─── PROVIDED DATA ───
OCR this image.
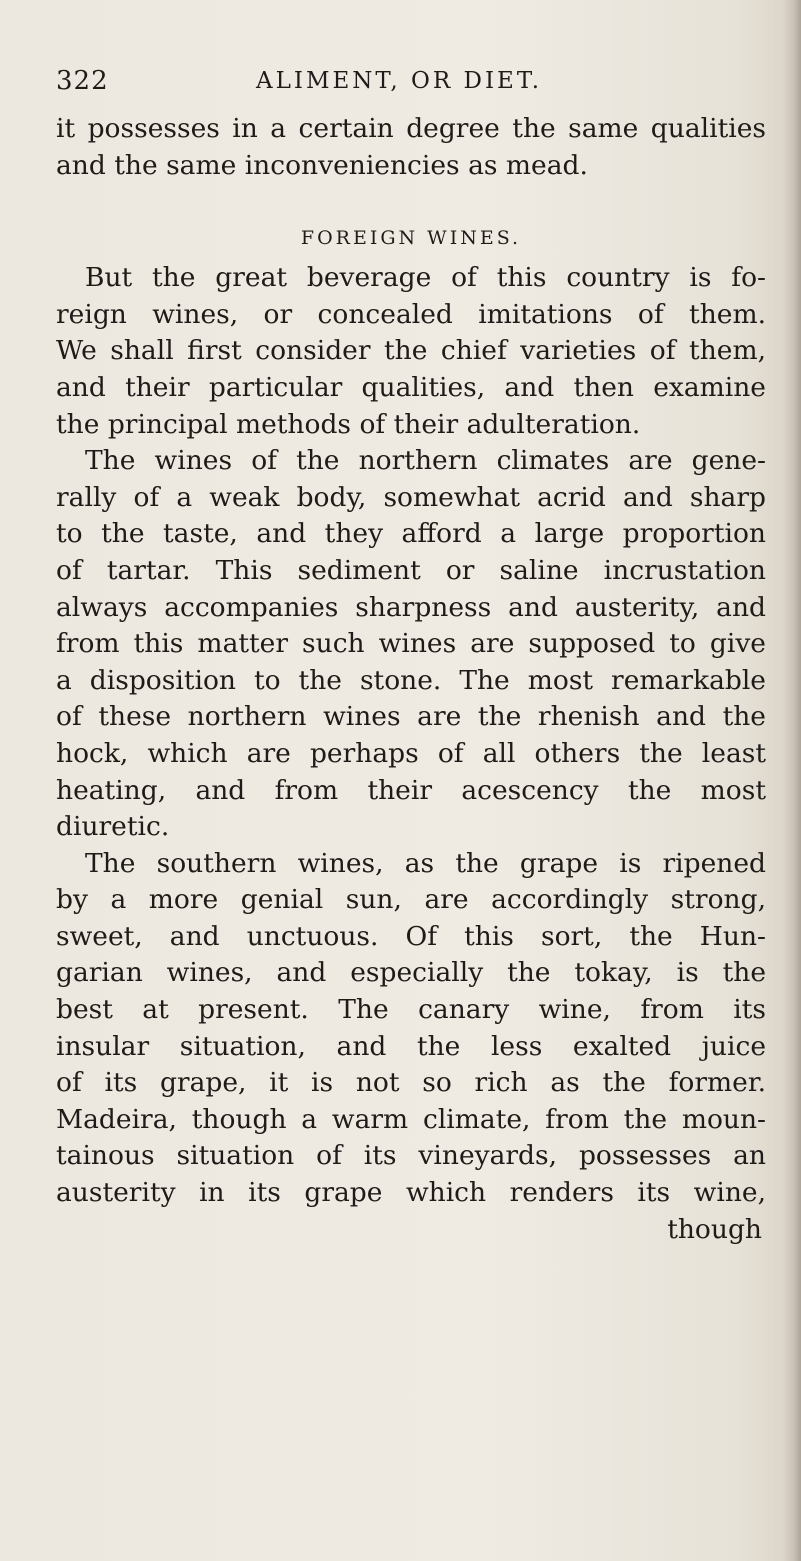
322	ALIMENT, OR DIET.
it possesses in a certain degree the same qualities
and the same inconveniencies as mead.
FOREIGN WINES.
But the great beverage of this country is fo-
reign wines, or concealed imitations of them.
We shall first consider the chief varieties of them,
and their particular qualities, and then examine
the principal methods of their adulteration.
The wines of the northern climates are gene-
rally of a weak body, somewhat acrid and sharp
to the taste, and they afford a large proportion
of tartar. This sediment or saline incrustation
always accompanies sharpness and austerity, and
from this matter such wines are supposed to give
a disposition to the stone. The most remarkable
of these northern wines are the rhenish and the
hock, which are perhaps of all others the least
heating, and from their acescency the most
diuretic.
The southern wines, as the grape is ripened
by a more genial sun, are accordingly strong,
sweet, and unctuous. Of this sort, the Hun-
garian wines, and especially the tokay, is the
best at present. The canary wine, from its
insular situation, and the less exalted juice
of its grape, it is not so rich as the former.
Madeira, though a warm climate, from the moun-
tainous situation of its vineyards, possesses an
austerity in its grape which renders its wine,
though
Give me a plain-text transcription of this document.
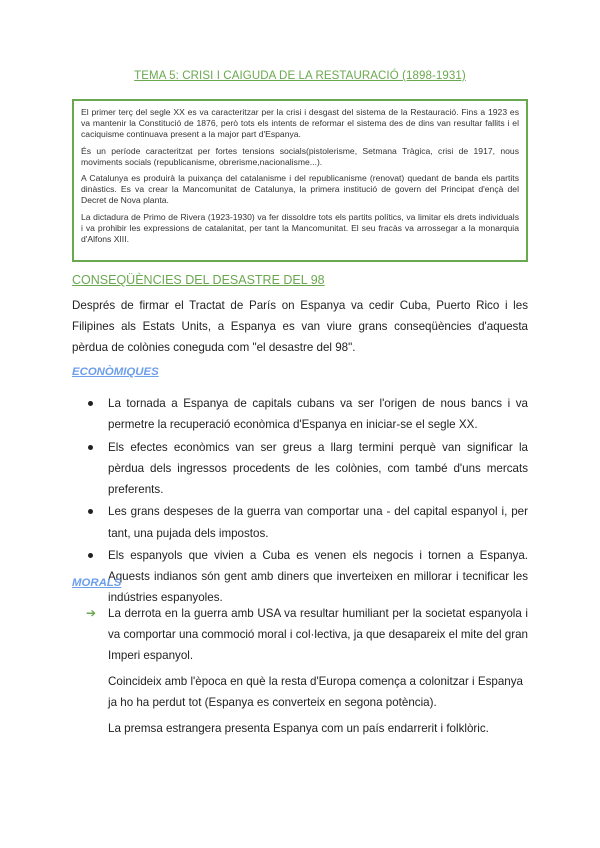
TEMA 5: CRISI I CAIGUDA DE LA RESTAURACIÓ (1898-1931)

El primer terç del segle XX es va caracteritzar per la crisi i desgast del sistema de la Restauració. Fins a 1923 es va mantenir la Constitució de 1876, però tots els intents de reformar el sistema des de dins van resultar fallits i el caciquisme continuava present a la major part d'Espanya.

És un període caracteritzat per fortes tensions socials(pistolerisme, Setmana Tràgica, crisi de 1917, nous moviments socials (republicanisme, obrerisme,nacionalisme...).

A Catalunya es produirà la puixança del catalanisme i del republicanisme (renovat) quedant de banda els partits dinàstics. Es va crear la Mancomunitat de Catalunya, la primera institució de govern del Principat d'ençà del Decret de Nova planta.

La dictadura de Primo de Rivera (1923-1930) va fer dissoldre tots els partits polítics, va limitar els drets individuals i va prohibir les expressions de catalanitat, per tant la Mancomunitat. El seu fracàs va arrossegar a la monarquia d'Alfons XIII.

CONSEQÜÈNCIES DEL DESASTRE DEL 98

Després de firmar el Tractat de París on Espanya va cedir Cuba, Puerto Rico i les Filipines als Estats Units, a Espanya es van viure grans conseqüències d'aquesta pèrdua de colònies coneguda com "el desastre del 98".

ECONÒMIQUES
La tornada a Espanya de capitals cubans va ser l'origen de nous bancs i va permetre la recuperació econòmica d'Espanya en iniciar-se el segle XX.
Els efectes econòmics van ser greus a llarg termini perquè van significar la pèrdua dels ingressos procedents de les colònies, com també d'uns mercats preferents.
Les grans despeses de la guerra van comportar una - del capital espanyol i, per tant, una pujada dels impostos.
Els espanyols que vivien a Cuba es venen els negocis i tornen a Espanya. Aquests indianos són gent amb diners que inverteixen en millorar i tecnificar les indústries espanyoles.
MORALS
➔ La derrota en la guerra amb USA va resultar humiliant per la societat espanyola i va comportar una commoció moral i col·lectiva, ja que desapareix el mite del gran Imperi espanyol.

Coincideix amb l'època en què la resta d'Europa comença a colonitzar i Espanya ja ho ha perdut tot (Espanya es converteix en segona potència).

La premsa estrangera presenta Espanya com un país endarrerit i folklòric.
───
GOAL
Show all lines from the listing above in which "comportar" appears.

SOLUTION BELOW
Les grans despeses de la guerra van comportar una - del capital espanyol i, per tant, una pujada dels impostos.
➔ La derrota en la guerra amb USA va resultar humiliant per la societat espanyola i va comportar una commoció moral i col·lectiva, ja que desapareix el mite del gran Imperi espanyol.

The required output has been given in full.